→ **SET EXERCISE**: Gather all lines in the data that hold the string "Marktpreis".

====== STORED RECORDS ======

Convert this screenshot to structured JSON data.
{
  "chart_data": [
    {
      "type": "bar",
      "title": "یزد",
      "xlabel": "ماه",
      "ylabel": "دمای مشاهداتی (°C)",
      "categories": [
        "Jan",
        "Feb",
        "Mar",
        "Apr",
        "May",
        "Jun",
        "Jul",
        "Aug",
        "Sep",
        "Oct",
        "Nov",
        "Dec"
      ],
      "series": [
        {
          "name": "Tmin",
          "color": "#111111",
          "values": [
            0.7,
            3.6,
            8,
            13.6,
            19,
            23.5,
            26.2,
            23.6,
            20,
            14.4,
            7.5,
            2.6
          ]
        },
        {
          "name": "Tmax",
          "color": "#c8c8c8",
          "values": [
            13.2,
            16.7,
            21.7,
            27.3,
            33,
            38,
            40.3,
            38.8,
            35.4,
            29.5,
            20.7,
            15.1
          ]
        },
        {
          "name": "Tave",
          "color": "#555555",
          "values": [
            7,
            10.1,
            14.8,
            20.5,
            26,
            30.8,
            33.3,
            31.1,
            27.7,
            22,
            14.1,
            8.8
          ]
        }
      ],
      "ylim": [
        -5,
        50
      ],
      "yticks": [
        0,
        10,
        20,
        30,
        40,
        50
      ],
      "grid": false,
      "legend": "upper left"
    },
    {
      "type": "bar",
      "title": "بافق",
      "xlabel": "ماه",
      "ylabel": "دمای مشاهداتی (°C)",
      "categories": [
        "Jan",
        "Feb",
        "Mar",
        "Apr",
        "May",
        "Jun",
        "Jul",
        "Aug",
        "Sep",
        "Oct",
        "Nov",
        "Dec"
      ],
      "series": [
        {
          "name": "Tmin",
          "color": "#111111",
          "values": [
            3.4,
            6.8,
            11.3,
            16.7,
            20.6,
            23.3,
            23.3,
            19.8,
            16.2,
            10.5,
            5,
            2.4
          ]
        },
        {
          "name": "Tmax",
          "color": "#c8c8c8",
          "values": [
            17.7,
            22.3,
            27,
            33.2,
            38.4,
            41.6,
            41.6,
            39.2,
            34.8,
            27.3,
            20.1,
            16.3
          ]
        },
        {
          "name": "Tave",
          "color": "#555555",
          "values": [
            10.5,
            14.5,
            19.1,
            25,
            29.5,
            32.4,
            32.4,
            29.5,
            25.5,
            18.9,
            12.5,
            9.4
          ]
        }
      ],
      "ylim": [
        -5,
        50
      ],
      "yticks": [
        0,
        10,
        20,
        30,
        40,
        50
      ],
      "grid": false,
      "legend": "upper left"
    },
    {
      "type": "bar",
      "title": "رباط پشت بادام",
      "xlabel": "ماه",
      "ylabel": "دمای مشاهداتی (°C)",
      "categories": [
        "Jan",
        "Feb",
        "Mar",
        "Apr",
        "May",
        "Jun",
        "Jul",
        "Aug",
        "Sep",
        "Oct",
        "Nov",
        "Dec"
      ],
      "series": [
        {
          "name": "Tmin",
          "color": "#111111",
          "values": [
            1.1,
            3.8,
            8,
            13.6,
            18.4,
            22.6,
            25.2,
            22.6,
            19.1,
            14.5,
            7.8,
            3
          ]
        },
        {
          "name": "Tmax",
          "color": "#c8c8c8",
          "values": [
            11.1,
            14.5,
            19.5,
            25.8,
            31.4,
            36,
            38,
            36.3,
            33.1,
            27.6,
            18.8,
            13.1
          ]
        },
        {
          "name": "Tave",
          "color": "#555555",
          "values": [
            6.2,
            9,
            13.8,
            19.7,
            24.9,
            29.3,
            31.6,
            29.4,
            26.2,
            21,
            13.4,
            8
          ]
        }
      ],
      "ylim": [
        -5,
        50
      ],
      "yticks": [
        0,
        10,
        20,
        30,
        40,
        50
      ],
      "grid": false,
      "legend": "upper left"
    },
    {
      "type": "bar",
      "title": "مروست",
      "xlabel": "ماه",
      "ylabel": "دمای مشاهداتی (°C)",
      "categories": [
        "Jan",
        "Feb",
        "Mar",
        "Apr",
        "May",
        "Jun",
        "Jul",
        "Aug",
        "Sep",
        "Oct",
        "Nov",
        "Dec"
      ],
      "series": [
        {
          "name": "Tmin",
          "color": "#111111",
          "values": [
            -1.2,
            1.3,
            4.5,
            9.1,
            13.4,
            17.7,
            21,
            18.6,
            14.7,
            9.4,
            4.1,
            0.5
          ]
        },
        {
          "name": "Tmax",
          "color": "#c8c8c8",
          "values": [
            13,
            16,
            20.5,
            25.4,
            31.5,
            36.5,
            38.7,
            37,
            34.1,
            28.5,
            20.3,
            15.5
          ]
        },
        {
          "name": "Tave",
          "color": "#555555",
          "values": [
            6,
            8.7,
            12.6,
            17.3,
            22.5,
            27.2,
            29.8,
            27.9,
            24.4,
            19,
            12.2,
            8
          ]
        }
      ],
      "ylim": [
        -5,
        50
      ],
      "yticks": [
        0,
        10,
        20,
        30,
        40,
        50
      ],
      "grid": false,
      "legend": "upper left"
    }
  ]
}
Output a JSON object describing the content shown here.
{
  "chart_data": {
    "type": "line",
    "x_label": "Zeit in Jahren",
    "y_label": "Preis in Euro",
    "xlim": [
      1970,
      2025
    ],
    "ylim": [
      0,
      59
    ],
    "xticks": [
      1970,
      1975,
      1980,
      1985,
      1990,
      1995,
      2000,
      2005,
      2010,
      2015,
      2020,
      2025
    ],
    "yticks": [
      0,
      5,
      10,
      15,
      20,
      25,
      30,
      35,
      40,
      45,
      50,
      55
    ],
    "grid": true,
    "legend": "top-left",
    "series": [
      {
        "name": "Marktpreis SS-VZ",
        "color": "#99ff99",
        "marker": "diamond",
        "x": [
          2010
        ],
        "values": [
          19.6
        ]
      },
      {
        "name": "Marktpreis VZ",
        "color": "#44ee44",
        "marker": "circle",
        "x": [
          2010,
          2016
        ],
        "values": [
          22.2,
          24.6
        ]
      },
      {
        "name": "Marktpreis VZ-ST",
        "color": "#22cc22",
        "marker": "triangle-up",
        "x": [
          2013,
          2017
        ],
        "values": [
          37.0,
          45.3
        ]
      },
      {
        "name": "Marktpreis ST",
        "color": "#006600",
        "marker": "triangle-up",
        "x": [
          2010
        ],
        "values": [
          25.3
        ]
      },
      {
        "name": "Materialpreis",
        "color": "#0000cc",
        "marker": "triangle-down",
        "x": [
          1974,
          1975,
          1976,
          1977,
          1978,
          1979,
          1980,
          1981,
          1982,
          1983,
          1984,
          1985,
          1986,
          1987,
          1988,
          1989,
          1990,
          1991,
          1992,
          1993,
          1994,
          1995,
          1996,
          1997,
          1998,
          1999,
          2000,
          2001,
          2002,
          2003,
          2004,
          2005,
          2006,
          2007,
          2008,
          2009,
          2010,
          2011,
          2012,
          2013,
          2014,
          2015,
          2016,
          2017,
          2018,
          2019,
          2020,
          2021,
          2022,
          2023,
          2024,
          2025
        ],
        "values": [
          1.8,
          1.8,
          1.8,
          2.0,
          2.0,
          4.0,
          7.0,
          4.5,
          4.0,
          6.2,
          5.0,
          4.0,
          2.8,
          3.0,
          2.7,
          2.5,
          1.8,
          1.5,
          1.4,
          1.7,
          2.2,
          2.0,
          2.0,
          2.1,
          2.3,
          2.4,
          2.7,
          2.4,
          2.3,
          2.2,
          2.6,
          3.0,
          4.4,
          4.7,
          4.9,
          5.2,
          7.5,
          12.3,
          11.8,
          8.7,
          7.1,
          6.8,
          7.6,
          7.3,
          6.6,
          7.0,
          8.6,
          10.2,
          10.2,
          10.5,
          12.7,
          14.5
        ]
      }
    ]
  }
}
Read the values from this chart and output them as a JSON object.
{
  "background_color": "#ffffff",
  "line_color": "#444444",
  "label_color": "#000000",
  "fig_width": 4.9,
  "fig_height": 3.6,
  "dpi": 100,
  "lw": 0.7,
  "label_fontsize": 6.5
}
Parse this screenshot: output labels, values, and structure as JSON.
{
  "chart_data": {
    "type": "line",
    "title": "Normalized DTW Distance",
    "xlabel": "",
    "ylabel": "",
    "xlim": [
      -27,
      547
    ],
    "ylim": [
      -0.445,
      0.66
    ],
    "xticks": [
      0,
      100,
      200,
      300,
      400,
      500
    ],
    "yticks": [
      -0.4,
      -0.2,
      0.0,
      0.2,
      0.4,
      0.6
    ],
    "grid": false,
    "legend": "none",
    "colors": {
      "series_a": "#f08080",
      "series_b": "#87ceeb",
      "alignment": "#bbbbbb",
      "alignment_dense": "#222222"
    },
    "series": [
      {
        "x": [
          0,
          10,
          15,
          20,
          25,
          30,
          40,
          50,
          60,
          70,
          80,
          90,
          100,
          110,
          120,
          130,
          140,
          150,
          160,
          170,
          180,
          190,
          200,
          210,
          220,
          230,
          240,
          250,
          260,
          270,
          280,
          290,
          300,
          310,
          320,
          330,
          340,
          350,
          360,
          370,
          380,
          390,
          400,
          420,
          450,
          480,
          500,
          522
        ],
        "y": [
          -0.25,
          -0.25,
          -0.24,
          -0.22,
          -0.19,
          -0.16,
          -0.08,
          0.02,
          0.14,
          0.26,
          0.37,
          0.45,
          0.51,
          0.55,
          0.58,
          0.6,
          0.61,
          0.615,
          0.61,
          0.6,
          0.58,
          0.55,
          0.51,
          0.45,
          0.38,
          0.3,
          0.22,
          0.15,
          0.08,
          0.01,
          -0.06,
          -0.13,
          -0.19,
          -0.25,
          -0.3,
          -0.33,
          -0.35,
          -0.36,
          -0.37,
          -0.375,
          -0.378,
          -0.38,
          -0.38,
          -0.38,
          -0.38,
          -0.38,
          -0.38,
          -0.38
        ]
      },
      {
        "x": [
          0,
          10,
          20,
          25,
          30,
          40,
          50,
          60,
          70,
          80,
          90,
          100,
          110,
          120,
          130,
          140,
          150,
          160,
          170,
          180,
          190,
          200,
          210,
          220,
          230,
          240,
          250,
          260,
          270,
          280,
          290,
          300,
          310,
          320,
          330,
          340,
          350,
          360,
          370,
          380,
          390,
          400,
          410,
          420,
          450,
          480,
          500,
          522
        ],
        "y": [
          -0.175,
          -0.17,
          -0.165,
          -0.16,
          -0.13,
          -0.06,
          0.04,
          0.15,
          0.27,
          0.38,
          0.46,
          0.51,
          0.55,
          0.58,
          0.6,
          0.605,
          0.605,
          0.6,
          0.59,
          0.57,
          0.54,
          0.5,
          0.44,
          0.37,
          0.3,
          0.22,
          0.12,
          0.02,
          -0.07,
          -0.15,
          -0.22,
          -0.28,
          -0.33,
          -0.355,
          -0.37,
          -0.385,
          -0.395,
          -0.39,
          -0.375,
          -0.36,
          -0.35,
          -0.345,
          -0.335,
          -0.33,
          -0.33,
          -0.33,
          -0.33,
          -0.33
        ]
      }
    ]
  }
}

======

→ **EXERCISE SOLUTION**:
        "name": "Marktpreis SS-VZ",
        "name": "Marktpreis VZ",
        "name": "Marktpreis VZ-ST",
        "name": "Marktpreis ST",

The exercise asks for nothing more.